→ Materials provided
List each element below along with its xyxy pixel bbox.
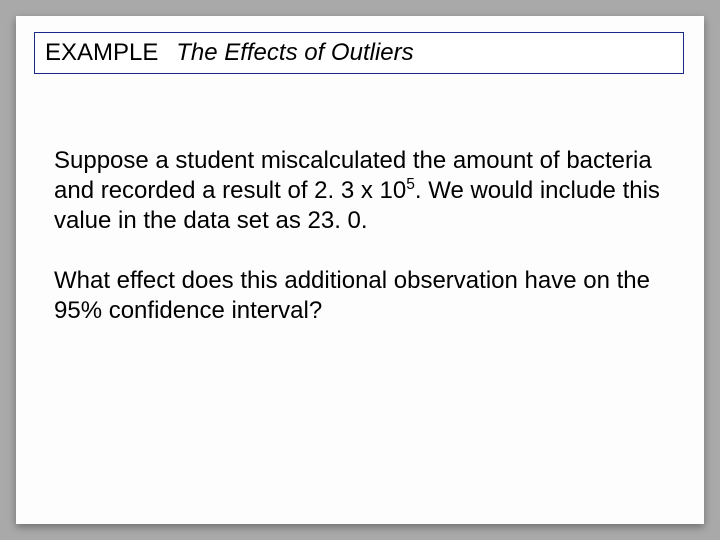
example-header-box: EXAMPLE The Effects of Outliers [34, 32, 684, 74]
slide: EXAMPLE The Effects of Outliers Suppose … [16, 16, 704, 524]
p1-superscript: 5 [406, 176, 415, 193]
header-title: The Effects of Outliers [176, 39, 413, 66]
header-spacer [163, 47, 172, 64]
paragraph-1: Suppose a student miscalculated the amou… [54, 146, 662, 236]
paragraph-2: What effect does this additional observa… [54, 266, 662, 326]
header-label: EXAMPLE [45, 39, 158, 66]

→ Task statement
Rewrite the lines above, substituting "Extreme Values" for every occurrence of "Outliers" and leaving all else unchanged. Omit the pictures from your answer.

→ Solution below
List each element below along with its xyxy pixel bbox.
example-header-box: EXAMPLE The Effects of Extreme Values [34, 32, 684, 74]
slide: EXAMPLE The Effects of Extreme Values Suppose … [16, 16, 704, 524]
p1-superscript: 5 [406, 176, 415, 193]
header-title: The Effects of Extreme Values [176, 39, 413, 66]
header-spacer [163, 47, 172, 64]
paragraph-1: Suppose a student miscalculated the amou… [54, 146, 662, 236]
paragraph-2: What effect does this additional observa… [54, 266, 662, 326]
header-label: EXAMPLE [45, 39, 158, 66]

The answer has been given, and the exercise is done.